Begin

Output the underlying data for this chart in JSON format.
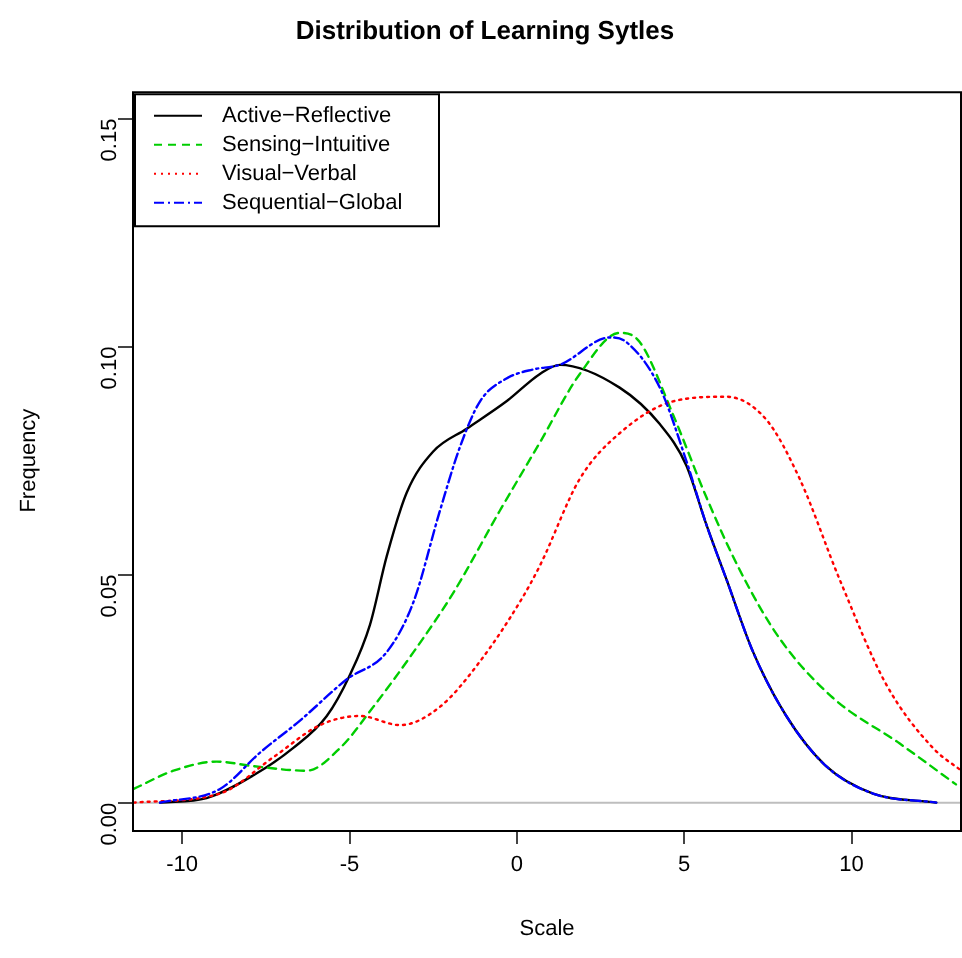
{
  "chart_data": {
    "type": "line",
    "title": "Distribution of Learning Sytles",
    "xlabel": "Scale",
    "ylabel": "Frequency",
    "xlim": [
      -11.5,
      13.3
    ],
    "ylim": [
      -0.006,
      0.156
    ],
    "xticks": [
      -10,
      -5,
      0,
      5,
      10
    ],
    "yticks": [
      {
        "value": 0,
        "label": "0.00"
      },
      {
        "value": 0.05,
        "label": "0.05"
      },
      {
        "value": 0.1,
        "label": "0.10"
      },
      {
        "value": 0.15,
        "label": "0.15"
      }
    ],
    "grid": false,
    "legend": "top left",
    "marker": "none",
    "ref_lines": [
      {
        "axis": "y",
        "value": 0,
        "label": null,
        "color": "#bebebe"
      }
    ],
    "series": [
      {
        "name": "Active−Reflective",
        "color": "#000000",
        "line_style": "solid",
        "x": [
          -10.66,
          -9.27,
          -7.87,
          -6.68,
          -5.68,
          -4.99,
          -4.39,
          -3.89,
          -3.29,
          -2.5,
          -1.5,
          -0.31,
          0.69,
          1.28,
          3.07,
          4.27,
          5.06,
          5.66,
          6.26,
          7.06,
          8.05,
          9.24,
          10.64,
          12.53
        ],
        "values": [
          0,
          0.001,
          0.006,
          0.012,
          0.019,
          0.028,
          0.039,
          0.054,
          0.068,
          0.077,
          0.082,
          0.088,
          0.094,
          0.096,
          0.091,
          0.083,
          0.074,
          0.061,
          0.049,
          0.033,
          0.019,
          0.008,
          0.002,
          0
        ]
      },
      {
        "name": "Sensing−Intuitive",
        "color": "#00cd00",
        "line_style": "dashed",
        "x": [
          -11.45,
          -10.26,
          -8.97,
          -7.87,
          -6.28,
          -5.28,
          -4.29,
          -3.09,
          -1.9,
          -0.51,
          0.69,
          1.88,
          3.07,
          3.67,
          4.67,
          5.66,
          6.66,
          7.85,
          9.44,
          11.43,
          13.12
        ],
        "values": [
          0.003,
          0.007,
          0.009,
          0.008,
          0.007,
          0.012,
          0.021,
          0.033,
          0.046,
          0.064,
          0.079,
          0.094,
          0.103,
          0.101,
          0.085,
          0.067,
          0.051,
          0.036,
          0.023,
          0.013,
          0.004
        ]
      },
      {
        "name": "Visual−Verbal",
        "color": "#ff0000",
        "line_style": "dotted",
        "x": [
          -11.45,
          -8.87,
          -7.27,
          -5.88,
          -4.69,
          -3.49,
          -2.3,
          -1.1,
          0.09,
          0.69,
          1.88,
          3.07,
          4.67,
          6.26,
          7.45,
          8.45,
          9.64,
          11.03,
          12.43,
          13.28
        ],
        "values": [
          0,
          0.002,
          0.01,
          0.017,
          0.019,
          0.017,
          0.021,
          0.031,
          0.044,
          0.052,
          0.071,
          0.081,
          0.088,
          0.089,
          0.084,
          0.071,
          0.049,
          0.026,
          0.012,
          0.007
        ]
      },
      {
        "name": "Sequential−Global",
        "color": "#0000ff",
        "line_style": "dashdot",
        "x": [
          -10.66,
          -8.87,
          -7.67,
          -6.48,
          -5.09,
          -3.89,
          -3.09,
          -2.3,
          -1.7,
          -1.1,
          -0.31,
          0.49,
          1.28,
          2.78,
          3.27,
          4.27,
          5.06,
          5.66,
          6.26,
          7.06,
          8.05,
          9.24,
          10.64,
          12.53
        ],
        "values": [
          0,
          0.003,
          0.011,
          0.018,
          0.027,
          0.033,
          0.044,
          0.064,
          0.078,
          0.088,
          0.093,
          0.095,
          0.096,
          0.102,
          0.101,
          0.091,
          0.075,
          0.061,
          0.049,
          0.033,
          0.019,
          0.008,
          0.002,
          0
        ]
      }
    ]
  }
}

End

Written problem. Above are records with pictures; repeat the records exactly and leave the pictures out.

Solution to this exercise.
Output the underlying data for this chart in JSON format.
{
  "chart_data": {
    "type": "line",
    "title": "Distribution of Learning Sytles",
    "xlabel": "Scale",
    "ylabel": "Frequency",
    "xlim": [
      -11.5,
      13.3
    ],
    "ylim": [
      -0.006,
      0.156
    ],
    "xticks": [
      -10,
      -5,
      0,
      5,
      10
    ],
    "yticks": [
      {
        "value": 0,
        "label": "0.00"
      },
      {
        "value": 0.05,
        "label": "0.05"
      },
      {
        "value": 0.1,
        "label": "0.10"
      },
      {
        "value": 0.15,
        "label": "0.15"
      }
    ],
    "grid": false,
    "legend": "top left",
    "marker": "none",
    "ref_lines": [
      {
        "axis": "y",
        "value": 0,
        "label": null,
        "color": "#bebebe"
      }
    ],
    "series": [
      {
        "name": "Active−Reflective",
        "color": "#000000",
        "line_style": "solid",
        "x": [
          -10.66,
          -9.27,
          -7.87,
          -6.68,
          -5.68,
          -4.99,
          -4.39,
          -3.89,
          -3.29,
          -2.5,
          -1.5,
          -0.31,
          0.69,
          1.28,
          3.07,
          4.27,
          5.06,
          5.66,
          6.26,
          7.06,
          8.05,
          9.24,
          10.64,
          12.53
        ],
        "values": [
          0,
          0.001,
          0.006,
          0.012,
          0.019,
          0.028,
          0.039,
          0.054,
          0.068,
          0.077,
          0.082,
          0.088,
          0.094,
          0.096,
          0.091,
          0.083,
          0.074,
          0.061,
          0.049,
          0.033,
          0.019,
          0.008,
          0.002,
          0
        ]
      },
      {
        "name": "Sensing−Intuitive",
        "color": "#00cd00",
        "line_style": "dashed",
        "x": [
          -11.45,
          -10.26,
          -8.97,
          -7.87,
          -6.28,
          -5.28,
          -4.29,
          -3.09,
          -1.9,
          -0.51,
          0.69,
          1.88,
          3.07,
          3.67,
          4.67,
          5.66,
          6.66,
          7.85,
          9.44,
          11.43,
          13.12
        ],
        "values": [
          0.003,
          0.007,
          0.009,
          0.008,
          0.007,
          0.012,
          0.021,
          0.033,
          0.046,
          0.064,
          0.079,
          0.094,
          0.103,
          0.101,
          0.085,
          0.067,
          0.051,
          0.036,
          0.023,
          0.013,
          0.004
        ]
      },
      {
        "name": "Visual−Verbal",
        "color": "#ff0000",
        "line_style": "dotted",
        "x": [
          -11.45,
          -8.87,
          -7.27,
          -5.88,
          -4.69,
          -3.49,
          -2.3,
          -1.1,
          0.09,
          0.69,
          1.88,
          3.07,
          4.67,
          6.26,
          7.45,
          8.45,
          9.64,
          11.03,
          12.43,
          13.28
        ],
        "values": [
          0,
          0.002,
          0.01,
          0.017,
          0.019,
          0.017,
          0.021,
          0.031,
          0.044,
          0.052,
          0.071,
          0.081,
          0.088,
          0.089,
          0.084,
          0.071,
          0.049,
          0.026,
          0.012,
          0.007
        ]
      },
      {
        "name": "Sequential−Global",
        "color": "#0000ff",
        "line_style": "dashdot",
        "x": [
          -10.66,
          -8.87,
          -7.67,
          -6.48,
          -5.09,
          -3.89,
          -3.09,
          -2.3,
          -1.7,
          -1.1,
          -0.31,
          0.49,
          1.28,
          2.78,
          3.27,
          4.27,
          5.06,
          5.66,
          6.26,
          7.06,
          8.05,
          9.24,
          10.64,
          12.53
        ],
        "values": [
          0,
          0.003,
          0.011,
          0.018,
          0.027,
          0.033,
          0.044,
          0.064,
          0.078,
          0.088,
          0.093,
          0.095,
          0.096,
          0.102,
          0.101,
          0.091,
          0.075,
          0.061,
          0.049,
          0.033,
          0.019,
          0.008,
          0.002,
          0
        ]
      }
    ]
  }
}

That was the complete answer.